Classes and Methods for Fast Memory-Efficient Boolean Selections

Provided are classes for boolean and skewed boolean vectors, fast boolean methods, fast unique and non-unique integer sorting, fast set operations on sorted and unsorted sets of integers, and foundations for ff (range index, compression, chunked processing).


News

    CHANGES IN bit VERSION 1.1-14

BUG FIXES

o bit[i] and bit[i]<-v now check for non-positive integers
  which prevents a segfault when bit[NA] or bit[NA]<-v



    CHANGES IN bit VERSION 1.1-13

USER VISIBLE CHANGES

o logical NA is now mapped to bit FALSE as in ff booleans
o extractor function '[.bit' with positive numeric subscripts
  (integer, double, bitwhich) now behaves like '[.logical' and returns 
  NA for out-of-bound requests and no element for 0
o extractor function '[[.bit' with positive numeric (integer, double, 
  bitwhich) subscripts now behaves like '[[.logical' and throws an error
  for out-of-bound requests
o extractor function '[.bit' with range index subscripts (ri)
  subscripts now behaves like '[[.bit' and throws an error
  for out-of-bound requests
o assignment functions '[<-.bit' and '[[<-.bit' with positive numeric 
  (integer, double, bitwhich) subscripts now behave like '[<-.logical' and
  '[[<-.logical' and silently increase vector length if necessary
o assignment function '[<-.bit' with range index subscripts (ri) now 
  behaves like '[[<-.bit' and silently increases vector length if necessary
o rlepack() is now a generic with a method for class 'integer'
o rleunpack() is now a generic with a method for class 'rlepack'
o unique.rlepack() now gives correct results for unordered sequences
o anyDuplicated.rlepack() now returns the position of the first
  duplicate and gives correct results for unordered sequences

TUNING

o The package can now compiled with 64bit words instead of 32bit words,
  since we only measured a minor speedup, we left 32bit as the default.

BUG FIXES

o extractor and assignment functions now check for legal (positive) 
  subscript bounds, hence illegally large subscripts or zero no longer 
  cause memory violations

CHANGES IN bit VERSION 1.1-12

NEW FEATURES

o function still.identical() has been moved to here from package bit64
o generic 'clone' and methods clone.default and clone.list have been moved to here from package ff

BUG FIXES

o bit[bitwhich] is now subscripting properly (VALGRIND)
o UBSAN should no longer complain about left shift of int
  (although that never was a problem)



CHANGES IN bit VERSION 1.1-10

TUNING

o function 'vecseq' now calls C-code when calling with the default 
  parameters 'concat=TRUE, eval=TRUE' (wish of Matthew Dowle)

BUG FIXES

o all.bit no longer ignores TRUE values in the second and following words
  (spotted by Nelson Chen)



CHANGES IN bit VERSION 1.1-9

NEW FEATURES

o new function 'repeat.time' for adaptive timing

CODE ORGANIZATION

o generics for sorting and ordering have been moved from 'ff' to 'bit'



CHANGES IN bit VERSION 1.1-7

USER VISIBLE CHANGES

o all calls to 'seq.int' have been replaced by 'seq_along' or 'seq_len'
o most calls to 'cat' have been replaced by 'message'

BUG FIXES

o chunk.default now works with chunk(from=2, to=3, by=1) thanks to Edwin de Jonge



CHANGES IN bit VERSION 1.1-5

NEW FEATURES

o new utility functions setattr() and setattributes() allow to set attributes 
  by reference (unlike attr()<- attributes()<- without copying the object)

*Required work*.
• a. Name every version of bit that has its own heading in the bit package news.
• b. Extend the bit package news past its final entry, keeping the same layout and style.
The items after the bit package news are not used by any task.

*Dataset records*.
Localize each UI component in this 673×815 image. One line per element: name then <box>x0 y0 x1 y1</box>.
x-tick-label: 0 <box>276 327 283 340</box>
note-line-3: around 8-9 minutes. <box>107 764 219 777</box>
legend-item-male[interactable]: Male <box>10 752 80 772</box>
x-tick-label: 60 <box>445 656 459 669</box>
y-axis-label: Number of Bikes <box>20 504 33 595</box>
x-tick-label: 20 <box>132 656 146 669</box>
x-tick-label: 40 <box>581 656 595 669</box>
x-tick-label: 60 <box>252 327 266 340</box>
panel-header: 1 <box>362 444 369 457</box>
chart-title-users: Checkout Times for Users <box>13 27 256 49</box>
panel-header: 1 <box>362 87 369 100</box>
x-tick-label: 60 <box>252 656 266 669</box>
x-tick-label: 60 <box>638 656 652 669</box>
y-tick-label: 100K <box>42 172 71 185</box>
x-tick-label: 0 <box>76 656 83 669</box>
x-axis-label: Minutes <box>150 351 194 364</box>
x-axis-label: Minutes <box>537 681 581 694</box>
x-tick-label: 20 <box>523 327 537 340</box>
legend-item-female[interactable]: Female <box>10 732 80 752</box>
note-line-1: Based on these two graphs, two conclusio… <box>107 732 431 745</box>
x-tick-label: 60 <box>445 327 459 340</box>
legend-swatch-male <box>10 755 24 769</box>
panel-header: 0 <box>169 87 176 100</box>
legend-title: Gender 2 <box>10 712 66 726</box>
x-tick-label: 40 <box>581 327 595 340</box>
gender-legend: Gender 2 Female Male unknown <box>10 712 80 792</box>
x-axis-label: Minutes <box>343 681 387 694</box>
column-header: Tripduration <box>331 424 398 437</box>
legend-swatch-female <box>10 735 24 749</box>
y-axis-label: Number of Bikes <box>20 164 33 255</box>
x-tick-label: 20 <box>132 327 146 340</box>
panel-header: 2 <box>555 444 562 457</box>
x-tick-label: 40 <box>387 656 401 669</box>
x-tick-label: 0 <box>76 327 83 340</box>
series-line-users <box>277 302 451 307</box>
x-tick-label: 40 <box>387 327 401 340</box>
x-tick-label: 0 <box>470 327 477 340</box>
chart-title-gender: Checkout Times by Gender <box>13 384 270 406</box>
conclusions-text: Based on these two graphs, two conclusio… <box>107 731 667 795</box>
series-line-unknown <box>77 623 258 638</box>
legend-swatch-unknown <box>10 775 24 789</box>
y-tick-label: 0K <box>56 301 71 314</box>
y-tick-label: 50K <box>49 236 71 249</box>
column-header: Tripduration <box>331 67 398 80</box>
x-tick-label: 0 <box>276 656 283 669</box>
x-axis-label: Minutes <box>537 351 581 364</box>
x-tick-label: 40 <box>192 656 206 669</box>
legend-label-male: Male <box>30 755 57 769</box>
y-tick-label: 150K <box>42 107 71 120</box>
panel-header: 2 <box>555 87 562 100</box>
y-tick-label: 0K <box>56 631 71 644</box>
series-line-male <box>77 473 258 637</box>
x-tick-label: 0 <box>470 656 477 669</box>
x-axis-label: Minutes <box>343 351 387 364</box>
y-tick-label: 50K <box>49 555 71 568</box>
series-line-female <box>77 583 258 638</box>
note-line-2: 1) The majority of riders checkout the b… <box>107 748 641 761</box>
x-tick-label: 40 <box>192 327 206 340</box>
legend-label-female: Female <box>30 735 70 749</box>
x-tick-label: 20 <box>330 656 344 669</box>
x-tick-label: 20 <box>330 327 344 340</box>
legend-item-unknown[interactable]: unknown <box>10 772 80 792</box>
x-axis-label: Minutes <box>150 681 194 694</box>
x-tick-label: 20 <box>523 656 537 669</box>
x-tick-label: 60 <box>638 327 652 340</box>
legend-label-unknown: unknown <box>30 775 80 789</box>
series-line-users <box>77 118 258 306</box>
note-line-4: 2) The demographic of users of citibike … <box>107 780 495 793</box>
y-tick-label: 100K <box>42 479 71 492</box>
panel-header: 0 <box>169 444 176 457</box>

*Answers to each task*.
• a. 1.1-14, 1.1-13, 1.1-12, 1.1-10, 1.1-9, 1.1-7, 1.1-5

• b.
o new utility unattr() returns copy of input with attributes removed

USER VISIBLE CHANGES

o certain operations like creating a bit object are even faster now: need 
  half the time and RAM through the use of setattr() instead of attr()<-

o [.bit now decorates its logical return vector with attr(,'vmode')='boolean',
  i.e. we retain the information that there are no NAs.

BUG FIXES

o .onLoad() no longer calls installed.packages() which substantially 
  improves startup time (thanks to Brian Ripley)



CHANGES IN bit VERSION 1.1-2

USER VISIBLE CHANGES

o The package now has a namespace




CHANGES IN bit VERSION 1.1-1

USER VISIBLE CHANGES

o Function 'chunk' has been made generic, the default method
  provides the previous behavior.

o New method to increase length of bitwhich objects.

o Added further coercion methods.
  provides the previous behavior.

BUG FIXES

o as.bitwhich.ri now generates correct negative subscripts.




CHANGES IN bit VERSION 1.1-0

NEW FEATURES

o New class 'bitwhich' stores subscript positions in most efficient way:
  TRUE for all()==TRUE, FALSE for !any()==TRUE. otherwise positive or
  negative subscripts, whatever needs less RAM. Coercion functions and 
  logical operators are available, the latter being efficient for very
  asymetric (skewed) distributions: selecting or exlcuding small factions
  of the data.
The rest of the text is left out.